What you are asked to do
Count each line below that has "Approbation" anywhere in it. Answer with the total alone.

□ □ □ □

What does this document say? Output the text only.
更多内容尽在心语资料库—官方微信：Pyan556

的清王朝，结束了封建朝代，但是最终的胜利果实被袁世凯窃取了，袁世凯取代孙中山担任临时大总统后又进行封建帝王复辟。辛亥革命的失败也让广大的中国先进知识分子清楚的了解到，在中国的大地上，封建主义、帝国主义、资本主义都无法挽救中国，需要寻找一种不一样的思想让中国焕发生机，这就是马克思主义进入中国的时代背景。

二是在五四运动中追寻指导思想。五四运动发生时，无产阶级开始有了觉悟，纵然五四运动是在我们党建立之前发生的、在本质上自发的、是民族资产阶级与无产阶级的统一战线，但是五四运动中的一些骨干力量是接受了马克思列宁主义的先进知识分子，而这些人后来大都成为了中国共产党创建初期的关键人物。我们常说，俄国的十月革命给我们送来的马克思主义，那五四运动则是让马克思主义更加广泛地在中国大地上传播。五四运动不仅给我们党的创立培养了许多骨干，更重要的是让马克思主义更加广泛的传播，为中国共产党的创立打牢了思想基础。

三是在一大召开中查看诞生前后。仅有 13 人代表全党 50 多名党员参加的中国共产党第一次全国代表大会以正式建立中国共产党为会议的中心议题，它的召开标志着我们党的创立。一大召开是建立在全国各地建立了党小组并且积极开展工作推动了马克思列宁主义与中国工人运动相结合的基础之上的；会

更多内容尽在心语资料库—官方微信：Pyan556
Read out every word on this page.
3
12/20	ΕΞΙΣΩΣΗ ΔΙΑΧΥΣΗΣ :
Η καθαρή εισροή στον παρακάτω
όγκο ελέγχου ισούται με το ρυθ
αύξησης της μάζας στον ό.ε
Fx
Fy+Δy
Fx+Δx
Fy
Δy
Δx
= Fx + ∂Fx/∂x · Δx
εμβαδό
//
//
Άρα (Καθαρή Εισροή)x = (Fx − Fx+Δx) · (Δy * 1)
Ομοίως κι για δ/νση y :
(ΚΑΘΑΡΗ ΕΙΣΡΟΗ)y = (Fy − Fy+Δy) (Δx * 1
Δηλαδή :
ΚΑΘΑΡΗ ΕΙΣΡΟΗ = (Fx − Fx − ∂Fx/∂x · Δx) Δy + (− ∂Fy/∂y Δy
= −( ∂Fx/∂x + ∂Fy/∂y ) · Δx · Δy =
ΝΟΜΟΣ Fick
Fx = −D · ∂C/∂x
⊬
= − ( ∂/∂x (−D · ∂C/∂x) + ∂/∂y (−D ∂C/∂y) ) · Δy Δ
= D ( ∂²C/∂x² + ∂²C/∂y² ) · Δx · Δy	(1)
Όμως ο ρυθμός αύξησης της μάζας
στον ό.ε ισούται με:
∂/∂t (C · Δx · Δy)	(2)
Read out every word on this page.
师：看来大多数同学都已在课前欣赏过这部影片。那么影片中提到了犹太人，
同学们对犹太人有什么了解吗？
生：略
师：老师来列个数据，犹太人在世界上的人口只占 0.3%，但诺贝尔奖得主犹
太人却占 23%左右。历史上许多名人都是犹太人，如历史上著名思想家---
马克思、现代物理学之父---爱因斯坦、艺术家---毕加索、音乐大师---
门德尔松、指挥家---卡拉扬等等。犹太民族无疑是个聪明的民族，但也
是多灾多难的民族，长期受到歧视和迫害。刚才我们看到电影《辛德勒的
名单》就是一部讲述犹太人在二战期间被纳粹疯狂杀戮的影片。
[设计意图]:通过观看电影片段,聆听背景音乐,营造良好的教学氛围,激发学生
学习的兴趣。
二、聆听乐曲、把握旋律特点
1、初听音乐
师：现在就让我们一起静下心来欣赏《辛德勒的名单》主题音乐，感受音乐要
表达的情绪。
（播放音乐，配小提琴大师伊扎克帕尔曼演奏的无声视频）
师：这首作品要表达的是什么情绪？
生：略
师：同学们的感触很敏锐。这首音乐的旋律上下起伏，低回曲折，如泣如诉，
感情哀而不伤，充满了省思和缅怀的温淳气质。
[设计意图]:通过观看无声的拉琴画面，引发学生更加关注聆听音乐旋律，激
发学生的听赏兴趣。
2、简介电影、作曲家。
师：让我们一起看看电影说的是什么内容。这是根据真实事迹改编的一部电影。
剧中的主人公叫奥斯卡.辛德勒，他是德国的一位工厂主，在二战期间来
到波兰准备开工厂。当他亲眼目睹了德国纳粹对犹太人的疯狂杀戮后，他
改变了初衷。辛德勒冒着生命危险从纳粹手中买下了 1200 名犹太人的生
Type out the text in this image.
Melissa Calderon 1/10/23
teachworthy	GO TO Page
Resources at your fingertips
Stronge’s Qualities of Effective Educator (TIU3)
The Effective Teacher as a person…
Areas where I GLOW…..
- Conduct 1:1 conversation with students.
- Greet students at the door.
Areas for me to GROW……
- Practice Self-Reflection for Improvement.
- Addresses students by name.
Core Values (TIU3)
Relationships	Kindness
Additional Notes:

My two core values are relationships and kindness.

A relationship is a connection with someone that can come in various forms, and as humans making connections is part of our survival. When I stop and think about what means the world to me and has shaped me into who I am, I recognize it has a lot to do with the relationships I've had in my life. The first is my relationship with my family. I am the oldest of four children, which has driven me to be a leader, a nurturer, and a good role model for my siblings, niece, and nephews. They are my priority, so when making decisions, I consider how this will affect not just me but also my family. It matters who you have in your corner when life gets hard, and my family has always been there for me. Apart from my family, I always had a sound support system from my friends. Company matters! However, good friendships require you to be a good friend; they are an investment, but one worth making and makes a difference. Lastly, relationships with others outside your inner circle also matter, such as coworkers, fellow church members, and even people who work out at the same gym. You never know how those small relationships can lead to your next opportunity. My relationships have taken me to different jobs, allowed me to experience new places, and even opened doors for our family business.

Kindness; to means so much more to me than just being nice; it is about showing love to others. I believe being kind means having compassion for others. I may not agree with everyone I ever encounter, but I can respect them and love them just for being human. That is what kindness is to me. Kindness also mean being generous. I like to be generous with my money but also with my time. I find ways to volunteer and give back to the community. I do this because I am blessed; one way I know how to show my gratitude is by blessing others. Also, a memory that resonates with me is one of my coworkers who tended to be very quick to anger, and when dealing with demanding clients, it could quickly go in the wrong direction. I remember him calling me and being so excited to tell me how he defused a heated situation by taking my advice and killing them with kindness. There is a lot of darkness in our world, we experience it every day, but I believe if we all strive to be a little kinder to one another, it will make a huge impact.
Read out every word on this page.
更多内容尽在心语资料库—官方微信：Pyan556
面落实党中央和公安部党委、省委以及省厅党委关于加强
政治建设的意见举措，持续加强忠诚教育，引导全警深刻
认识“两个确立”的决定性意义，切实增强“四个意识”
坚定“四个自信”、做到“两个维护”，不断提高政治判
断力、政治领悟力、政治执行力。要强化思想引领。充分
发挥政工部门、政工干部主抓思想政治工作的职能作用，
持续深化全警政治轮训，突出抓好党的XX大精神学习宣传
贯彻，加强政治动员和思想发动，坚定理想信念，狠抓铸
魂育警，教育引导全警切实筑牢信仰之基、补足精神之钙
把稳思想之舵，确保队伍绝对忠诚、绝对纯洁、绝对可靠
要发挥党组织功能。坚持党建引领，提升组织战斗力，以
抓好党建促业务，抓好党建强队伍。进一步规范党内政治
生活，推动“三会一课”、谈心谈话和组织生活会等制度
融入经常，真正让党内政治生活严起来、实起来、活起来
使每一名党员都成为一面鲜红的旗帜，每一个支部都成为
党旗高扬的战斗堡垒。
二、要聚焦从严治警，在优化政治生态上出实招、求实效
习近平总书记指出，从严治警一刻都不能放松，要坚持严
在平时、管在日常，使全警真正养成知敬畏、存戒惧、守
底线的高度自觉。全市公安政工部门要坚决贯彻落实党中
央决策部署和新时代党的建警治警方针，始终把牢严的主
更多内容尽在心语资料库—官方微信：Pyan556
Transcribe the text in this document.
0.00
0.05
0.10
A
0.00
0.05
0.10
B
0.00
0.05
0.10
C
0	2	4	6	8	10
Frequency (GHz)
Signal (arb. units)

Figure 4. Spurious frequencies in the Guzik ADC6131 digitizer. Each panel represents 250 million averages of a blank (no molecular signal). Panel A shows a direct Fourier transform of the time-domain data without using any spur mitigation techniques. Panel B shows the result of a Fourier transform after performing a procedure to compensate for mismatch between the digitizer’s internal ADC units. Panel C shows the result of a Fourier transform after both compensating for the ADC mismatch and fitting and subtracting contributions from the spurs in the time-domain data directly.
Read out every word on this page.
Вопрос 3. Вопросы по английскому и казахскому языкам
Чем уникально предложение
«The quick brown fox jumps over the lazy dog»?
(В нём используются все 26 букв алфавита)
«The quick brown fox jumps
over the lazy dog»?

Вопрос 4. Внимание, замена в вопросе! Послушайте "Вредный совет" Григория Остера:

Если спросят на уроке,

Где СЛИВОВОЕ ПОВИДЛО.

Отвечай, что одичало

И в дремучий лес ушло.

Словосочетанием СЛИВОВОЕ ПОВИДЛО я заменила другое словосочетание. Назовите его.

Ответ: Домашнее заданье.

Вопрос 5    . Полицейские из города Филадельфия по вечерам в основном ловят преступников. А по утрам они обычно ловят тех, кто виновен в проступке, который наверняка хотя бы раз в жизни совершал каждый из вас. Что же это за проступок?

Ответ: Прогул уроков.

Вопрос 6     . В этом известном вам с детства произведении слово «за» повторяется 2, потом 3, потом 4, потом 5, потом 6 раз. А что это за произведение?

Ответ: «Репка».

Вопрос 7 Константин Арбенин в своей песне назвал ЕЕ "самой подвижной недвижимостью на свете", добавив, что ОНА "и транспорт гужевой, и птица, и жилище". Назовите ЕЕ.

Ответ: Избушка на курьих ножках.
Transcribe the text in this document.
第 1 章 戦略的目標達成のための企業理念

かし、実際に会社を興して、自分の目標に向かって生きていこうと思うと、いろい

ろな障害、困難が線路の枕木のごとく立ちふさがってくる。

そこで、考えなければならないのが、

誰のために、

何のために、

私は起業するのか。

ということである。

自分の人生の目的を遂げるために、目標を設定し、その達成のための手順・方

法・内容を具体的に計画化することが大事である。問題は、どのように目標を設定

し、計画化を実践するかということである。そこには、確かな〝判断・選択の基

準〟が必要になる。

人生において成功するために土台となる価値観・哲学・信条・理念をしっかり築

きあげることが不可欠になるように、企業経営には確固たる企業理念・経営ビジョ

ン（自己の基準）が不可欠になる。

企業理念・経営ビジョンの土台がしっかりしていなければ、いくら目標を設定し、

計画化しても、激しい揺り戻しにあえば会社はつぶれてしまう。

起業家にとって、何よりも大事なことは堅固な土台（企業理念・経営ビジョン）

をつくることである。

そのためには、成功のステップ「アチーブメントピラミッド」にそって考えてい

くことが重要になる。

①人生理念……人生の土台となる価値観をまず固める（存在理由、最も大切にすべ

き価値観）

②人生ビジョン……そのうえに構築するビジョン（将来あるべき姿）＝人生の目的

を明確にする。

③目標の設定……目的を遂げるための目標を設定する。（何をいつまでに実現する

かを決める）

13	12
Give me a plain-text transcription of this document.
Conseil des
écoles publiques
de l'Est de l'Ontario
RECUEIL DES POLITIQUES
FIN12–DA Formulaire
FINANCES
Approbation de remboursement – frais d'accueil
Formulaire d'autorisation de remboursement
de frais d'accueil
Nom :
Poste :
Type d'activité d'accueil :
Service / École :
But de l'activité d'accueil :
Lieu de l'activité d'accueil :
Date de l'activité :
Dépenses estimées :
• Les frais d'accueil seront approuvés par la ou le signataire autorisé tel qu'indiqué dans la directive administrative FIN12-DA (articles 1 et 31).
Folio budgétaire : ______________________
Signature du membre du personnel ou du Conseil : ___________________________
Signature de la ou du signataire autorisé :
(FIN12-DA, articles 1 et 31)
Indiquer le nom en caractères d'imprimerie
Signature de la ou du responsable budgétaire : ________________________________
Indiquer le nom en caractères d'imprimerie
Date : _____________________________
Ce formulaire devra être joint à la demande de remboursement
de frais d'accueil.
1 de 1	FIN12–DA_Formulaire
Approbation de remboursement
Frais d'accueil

□ □ □ □

Task result
2